Dataset entries |
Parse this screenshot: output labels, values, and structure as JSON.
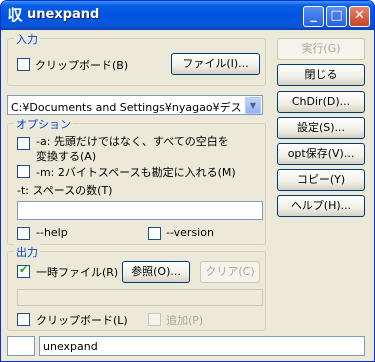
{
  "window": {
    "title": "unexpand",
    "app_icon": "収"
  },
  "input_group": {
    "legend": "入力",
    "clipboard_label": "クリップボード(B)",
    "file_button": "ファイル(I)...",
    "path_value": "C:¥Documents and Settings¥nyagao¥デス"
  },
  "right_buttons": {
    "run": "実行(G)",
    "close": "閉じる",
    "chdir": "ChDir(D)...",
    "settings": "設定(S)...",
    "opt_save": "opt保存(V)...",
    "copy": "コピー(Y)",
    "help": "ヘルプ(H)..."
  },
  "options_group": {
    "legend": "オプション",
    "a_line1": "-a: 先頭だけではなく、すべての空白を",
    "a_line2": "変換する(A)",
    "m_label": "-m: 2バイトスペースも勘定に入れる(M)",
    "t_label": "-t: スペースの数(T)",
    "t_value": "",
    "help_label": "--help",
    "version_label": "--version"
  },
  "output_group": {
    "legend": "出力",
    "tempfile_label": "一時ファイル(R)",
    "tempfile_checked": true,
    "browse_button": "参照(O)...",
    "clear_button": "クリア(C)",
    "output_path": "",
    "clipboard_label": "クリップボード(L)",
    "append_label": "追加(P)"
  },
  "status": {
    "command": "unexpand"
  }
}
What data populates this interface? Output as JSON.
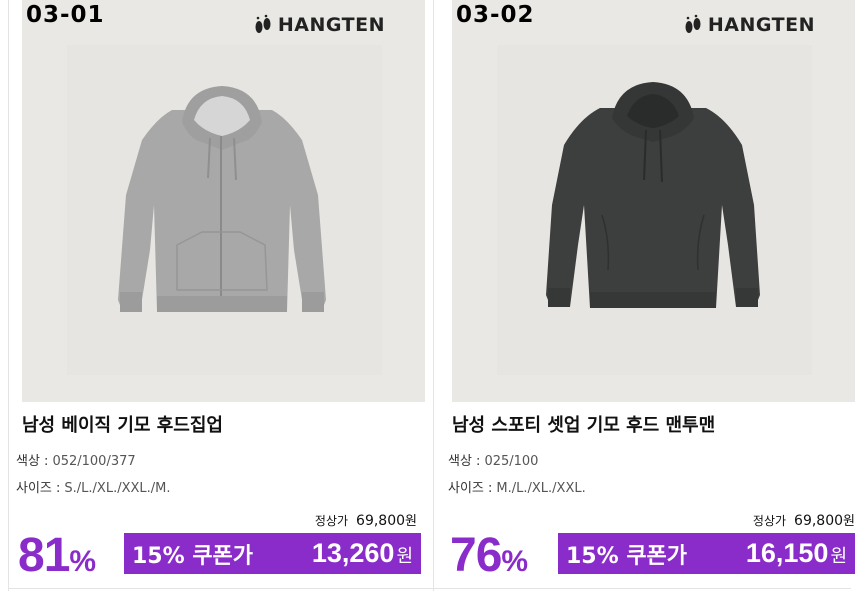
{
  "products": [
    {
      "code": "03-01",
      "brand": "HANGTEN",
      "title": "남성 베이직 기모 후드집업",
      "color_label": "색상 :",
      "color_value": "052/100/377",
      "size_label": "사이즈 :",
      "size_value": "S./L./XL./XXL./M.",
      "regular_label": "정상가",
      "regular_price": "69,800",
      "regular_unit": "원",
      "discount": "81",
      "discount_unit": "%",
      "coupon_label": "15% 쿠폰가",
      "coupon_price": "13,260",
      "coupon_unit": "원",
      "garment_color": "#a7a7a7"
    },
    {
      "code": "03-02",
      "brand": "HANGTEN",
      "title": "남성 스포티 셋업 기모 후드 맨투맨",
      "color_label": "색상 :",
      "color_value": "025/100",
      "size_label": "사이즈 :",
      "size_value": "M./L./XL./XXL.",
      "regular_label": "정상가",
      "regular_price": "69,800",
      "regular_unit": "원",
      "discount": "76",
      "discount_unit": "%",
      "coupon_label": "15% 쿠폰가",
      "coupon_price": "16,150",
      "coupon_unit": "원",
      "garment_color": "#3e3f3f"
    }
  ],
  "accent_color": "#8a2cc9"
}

Task requirements | Check every line of the data, and copy the ones that contain "JSON".

Output for this exercise |
Parse this screenshot: output labels, values, and structure as JSON.
What data populates this interface? Output as JSON.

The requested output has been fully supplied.